▸ Exercise goal
The entire listing is to be repeated verbatim.

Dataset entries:
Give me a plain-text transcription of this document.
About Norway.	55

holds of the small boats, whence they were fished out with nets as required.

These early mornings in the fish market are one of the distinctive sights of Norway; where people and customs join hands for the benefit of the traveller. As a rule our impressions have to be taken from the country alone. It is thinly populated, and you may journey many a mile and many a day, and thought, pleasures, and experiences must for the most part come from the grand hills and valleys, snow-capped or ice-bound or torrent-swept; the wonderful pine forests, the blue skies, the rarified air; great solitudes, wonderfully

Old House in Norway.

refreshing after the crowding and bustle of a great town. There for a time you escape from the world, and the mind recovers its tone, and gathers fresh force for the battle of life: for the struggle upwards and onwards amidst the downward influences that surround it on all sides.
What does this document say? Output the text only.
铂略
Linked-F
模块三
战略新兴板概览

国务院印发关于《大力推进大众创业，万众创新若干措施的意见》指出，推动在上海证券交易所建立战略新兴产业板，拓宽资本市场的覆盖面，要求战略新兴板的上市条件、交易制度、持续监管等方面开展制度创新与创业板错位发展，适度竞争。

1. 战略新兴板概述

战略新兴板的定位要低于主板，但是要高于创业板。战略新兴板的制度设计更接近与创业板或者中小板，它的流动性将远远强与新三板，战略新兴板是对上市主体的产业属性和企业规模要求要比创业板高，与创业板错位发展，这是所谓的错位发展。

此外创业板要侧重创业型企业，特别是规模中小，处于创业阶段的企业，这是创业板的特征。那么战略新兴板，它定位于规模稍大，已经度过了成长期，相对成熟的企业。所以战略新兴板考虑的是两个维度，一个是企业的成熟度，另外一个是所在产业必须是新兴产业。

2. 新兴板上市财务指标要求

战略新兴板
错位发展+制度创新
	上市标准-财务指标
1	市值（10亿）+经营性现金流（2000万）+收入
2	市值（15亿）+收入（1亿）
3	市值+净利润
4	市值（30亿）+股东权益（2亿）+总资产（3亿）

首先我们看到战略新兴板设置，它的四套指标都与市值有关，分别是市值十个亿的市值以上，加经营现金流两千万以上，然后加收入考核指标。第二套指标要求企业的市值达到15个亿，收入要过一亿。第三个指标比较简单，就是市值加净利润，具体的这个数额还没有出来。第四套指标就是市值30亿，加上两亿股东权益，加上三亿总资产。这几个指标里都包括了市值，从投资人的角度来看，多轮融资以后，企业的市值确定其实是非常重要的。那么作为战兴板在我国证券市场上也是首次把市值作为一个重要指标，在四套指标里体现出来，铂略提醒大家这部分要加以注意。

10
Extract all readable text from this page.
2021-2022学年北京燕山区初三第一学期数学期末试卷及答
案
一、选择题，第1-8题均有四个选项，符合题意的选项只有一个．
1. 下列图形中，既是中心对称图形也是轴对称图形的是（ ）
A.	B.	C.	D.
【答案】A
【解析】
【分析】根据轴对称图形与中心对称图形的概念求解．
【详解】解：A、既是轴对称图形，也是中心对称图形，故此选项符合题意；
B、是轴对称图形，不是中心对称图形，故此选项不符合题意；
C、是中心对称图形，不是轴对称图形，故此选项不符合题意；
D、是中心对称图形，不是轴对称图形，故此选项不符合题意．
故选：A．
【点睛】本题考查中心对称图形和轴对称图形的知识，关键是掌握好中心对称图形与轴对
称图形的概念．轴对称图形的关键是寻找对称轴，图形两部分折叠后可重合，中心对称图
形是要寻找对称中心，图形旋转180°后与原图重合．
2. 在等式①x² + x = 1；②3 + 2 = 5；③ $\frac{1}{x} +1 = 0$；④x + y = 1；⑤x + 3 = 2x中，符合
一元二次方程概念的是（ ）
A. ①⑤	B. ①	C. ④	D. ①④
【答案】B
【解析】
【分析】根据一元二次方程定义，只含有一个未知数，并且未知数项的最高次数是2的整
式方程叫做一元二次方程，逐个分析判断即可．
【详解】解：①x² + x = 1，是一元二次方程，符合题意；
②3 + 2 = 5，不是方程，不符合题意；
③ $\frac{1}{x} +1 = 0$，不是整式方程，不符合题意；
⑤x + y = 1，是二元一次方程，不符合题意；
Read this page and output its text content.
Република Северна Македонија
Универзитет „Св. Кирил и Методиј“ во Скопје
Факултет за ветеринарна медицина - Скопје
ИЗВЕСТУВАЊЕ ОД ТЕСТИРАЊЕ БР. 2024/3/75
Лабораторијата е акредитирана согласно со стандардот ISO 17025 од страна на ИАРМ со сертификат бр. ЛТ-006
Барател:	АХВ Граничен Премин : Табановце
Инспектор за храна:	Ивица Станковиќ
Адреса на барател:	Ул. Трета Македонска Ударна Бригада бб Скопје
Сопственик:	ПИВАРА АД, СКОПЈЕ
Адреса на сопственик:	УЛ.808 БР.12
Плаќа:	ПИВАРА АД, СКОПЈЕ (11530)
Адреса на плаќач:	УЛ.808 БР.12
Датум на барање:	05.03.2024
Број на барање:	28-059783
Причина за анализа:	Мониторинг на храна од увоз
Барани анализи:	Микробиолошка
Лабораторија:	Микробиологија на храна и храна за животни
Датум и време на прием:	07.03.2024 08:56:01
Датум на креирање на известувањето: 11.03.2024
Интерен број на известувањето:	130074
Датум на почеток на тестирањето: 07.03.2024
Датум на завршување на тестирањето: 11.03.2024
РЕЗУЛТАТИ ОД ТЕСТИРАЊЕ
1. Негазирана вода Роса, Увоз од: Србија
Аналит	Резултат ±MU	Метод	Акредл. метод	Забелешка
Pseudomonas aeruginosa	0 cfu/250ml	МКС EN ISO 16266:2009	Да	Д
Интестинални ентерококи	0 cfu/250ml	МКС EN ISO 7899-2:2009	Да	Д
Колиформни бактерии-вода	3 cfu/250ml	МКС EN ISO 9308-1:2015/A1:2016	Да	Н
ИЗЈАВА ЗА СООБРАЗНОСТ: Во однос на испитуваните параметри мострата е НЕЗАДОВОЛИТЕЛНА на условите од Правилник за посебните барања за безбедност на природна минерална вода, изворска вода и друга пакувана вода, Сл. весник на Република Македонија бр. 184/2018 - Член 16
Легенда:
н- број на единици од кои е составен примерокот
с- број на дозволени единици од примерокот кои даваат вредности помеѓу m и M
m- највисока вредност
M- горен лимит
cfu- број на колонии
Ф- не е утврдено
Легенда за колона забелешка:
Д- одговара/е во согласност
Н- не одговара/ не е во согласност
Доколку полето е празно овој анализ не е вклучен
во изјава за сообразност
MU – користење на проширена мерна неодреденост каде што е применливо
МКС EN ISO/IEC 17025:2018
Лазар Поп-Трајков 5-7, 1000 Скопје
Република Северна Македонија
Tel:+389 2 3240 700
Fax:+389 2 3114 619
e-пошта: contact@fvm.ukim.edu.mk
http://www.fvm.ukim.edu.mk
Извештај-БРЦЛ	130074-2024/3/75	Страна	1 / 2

▸ Solution to the problem
Give me a plain-text transcription of this document.
About Norway.	55

holds of the small boats, whence they were fished out with nets as required.

These early mornings in the fish market are one of the distinctive sights of Norway; where people and customs join hands for the benefit of the traveller. As a rule our impressions have to be taken from the country alone. It is thinly populated, and you may journey many a mile and many a day, and thought, pleasures, and experiences must for the most part come from the grand hills and valleys, snow-capped or ice-bound or torrent-swept; the wonderful pine forests, the blue skies, the rarified air; great solitudes, wonderfully

Old House in Norway.

refreshing after the crowding and bustle of a great town. There for a time you escape from the world, and the mind recovers its tone, and gathers fresh force for the battle of life: for the struggle upwards and onwards amidst the downward influences that surround it on all sides.
What does this document say? Output the text only.
铂略
Linked-F
模块三
战略新兴板概览

国务院印发关于《大力推进大众创业，万众创新若干措施的意见》指出，推动在上海证券交易所建立战略新兴产业板，拓宽资本市场的覆盖面，要求战略新兴板的上市条件、交易制度、持续监管等方面开展制度创新与创业板错位发展，适度竞争。

1. 战略新兴板概述

战略新兴板的定位要低于主板，但是要高于创业板。战略新兴板的制度设计更接近与创业板或者中小板，它的流动性将远远强与新三板，战略新兴板是对上市主体的产业属性和企业规模要求要比创业板高，与创业板错位发展，这是所谓的错位发展。

此外创业板要侧重创业型企业，特别是规模中小，处于创业阶段的企业，这是创业板的特征。那么战略新兴板，它定位于规模稍大，已经度过了成长期，相对成熟的企业。所以战略新兴板考虑的是两个维度，一个是企业的成熟度，另外一个是所在产业必须是新兴产业。

2. 新兴板上市财务指标要求

战略新兴板
错位发展+制度创新
	上市标准-财务指标
1	市值（10亿）+经营性现金流（2000万）+收入
2	市值（15亿）+收入（1亿）
3	市值+净利润
4	市值（30亿）+股东权益（2亿）+总资产（3亿）

首先我们看到战略新兴板设置，它的四套指标都与市值有关，分别是市值十个亿的市值以上，加经营现金流两千万以上，然后加收入考核指标。第二套指标要求企业的市值达到15个亿，收入要过一亿。第三个指标比较简单，就是市值加净利润，具体的这个数额还没有出来。第四套指标就是市值30亿，加上两亿股东权益，加上三亿总资产。这几个指标里都包括了市值，从投资人的角度来看，多轮融资以后，企业的市值确定其实是非常重要的。那么作为战兴板在我国证券市场上也是首次把市值作为一个重要指标，在四套指标里体现出来，铂略提醒大家这部分要加以注意。

10
Extract all readable text from this page.
2021-2022学年北京燕山区初三第一学期数学期末试卷及答
案
一、选择题，第1-8题均有四个选项，符合题意的选项只有一个．
1. 下列图形中，既是中心对称图形也是轴对称图形的是（ ）
A.	B.	C.	D.
【答案】A
【解析】
【分析】根据轴对称图形与中心对称图形的概念求解．
【详解】解：A、既是轴对称图形，也是中心对称图形，故此选项符合题意；
B、是轴对称图形，不是中心对称图形，故此选项不符合题意；
C、是中心对称图形，不是轴对称图形，故此选项不符合题意；
D、是中心对称图形，不是轴对称图形，故此选项不符合题意．
故选：A．
【点睛】本题考查中心对称图形和轴对称图形的知识，关键是掌握好中心对称图形与轴对
称图形的概念．轴对称图形的关键是寻找对称轴，图形两部分折叠后可重合，中心对称图
形是要寻找对称中心，图形旋转180°后与原图重合．
2. 在等式①x² + x = 1；②3 + 2 = 5；③ $\frac{1}{x} +1 = 0$；④x + y = 1；⑤x + 3 = 2x中，符合
一元二次方程概念的是（ ）
A. ①⑤	B. ①	C. ④	D. ①④
【答案】B
【解析】
【分析】根据一元二次方程定义，只含有一个未知数，并且未知数项的最高次数是2的整
式方程叫做一元二次方程，逐个分析判断即可．
【详解】解：①x² + x = 1，是一元二次方程，符合题意；
②3 + 2 = 5，不是方程，不符合题意；
③ $\frac{1}{x} +1 = 0$，不是整式方程，不符合题意；
⑤x + y = 1，是二元一次方程，不符合题意；
Read this page and output its text content.
Република Северна Македонија
Универзитет „Св. Кирил и Методиј“ во Скопје
Факултет за ветеринарна медицина - Скопје
ИЗВЕСТУВАЊЕ ОД ТЕСТИРАЊЕ БР. 2024/3/75
Лабораторијата е акредитирана согласно со стандардот ISO 17025 од страна на ИАРМ со сертификат бр. ЛТ-006
Барател:	АХВ Граничен Премин : Табановце
Инспектор за храна:	Ивица Станковиќ
Адреса на барател:	Ул. Трета Македонска Ударна Бригада бб Скопје
Сопственик:	ПИВАРА АД, СКОПЈЕ
Адреса на сопственик:	УЛ.808 БР.12
Плаќа:	ПИВАРА АД, СКОПЈЕ (11530)
Адреса на плаќач:	УЛ.808 БР.12
Датум на барање:	05.03.2024
Број на барање:	28-059783
Причина за анализа:	Мониторинг на храна од увоз
Барани анализи:	Микробиолошка
Лабораторија:	Микробиологија на храна и храна за животни
Датум и време на прием:	07.03.2024 08:56:01
Датум на креирање на известувањето: 11.03.2024
Интерен број на известувањето:	130074
Датум на почеток на тестирањето: 07.03.2024
Датум на завршување на тестирањето: 11.03.2024
РЕЗУЛТАТИ ОД ТЕСТИРАЊЕ
1. Негазирана вода Роса, Увоз од: Србија
Аналит	Резултат ±MU	Метод	Акредл. метод	Забелешка
Pseudomonas aeruginosa	0 cfu/250ml	МКС EN ISO 16266:2009	Да	Д
Интестинални ентерококи	0 cfu/250ml	МКС EN ISO 7899-2:2009	Да	Д
Колиформни бактерии-вода	3 cfu/250ml	МКС EN ISO 9308-1:2015/A1:2016	Да	Н
ИЗЈАВА ЗА СООБРАЗНОСТ: Во однос на испитуваните параметри мострата е НЕЗАДОВОЛИТЕЛНА на условите од Правилник за посебните барања за безбедност на природна минерална вода, изворска вода и друга пакувана вода, Сл. весник на Република Македонија бр. 184/2018 - Член 16
Легенда:
н- број на единици од кои е составен примерокот
с- број на дозволени единици од примерокот кои даваат вредности помеѓу m и M
m- највисока вредност
M- горен лимит
cfu- број на колонии
Ф- не е утврдено
Легенда за колона забелешка:
Д- одговара/е во согласност
Н- не одговара/ не е во согласност
Доколку полето е празно овој анализ не е вклучен
во изјава за сообразност
MU – користење на проширена мерна неодреденост каде што е применливо
МКС EN ISO/IEC 17025:2018
Лазар Поп-Трајков 5-7, 1000 Скопје
Република Северна Македонија
Tel:+389 2 3240 700
Fax:+389 2 3114 619
e-пошта: contact@fvm.ukim.edu.mk
http://www.fvm.ukim.edu.mk
Извештај-БРЦЛ	130074-2024/3/75	Страна	1 / 2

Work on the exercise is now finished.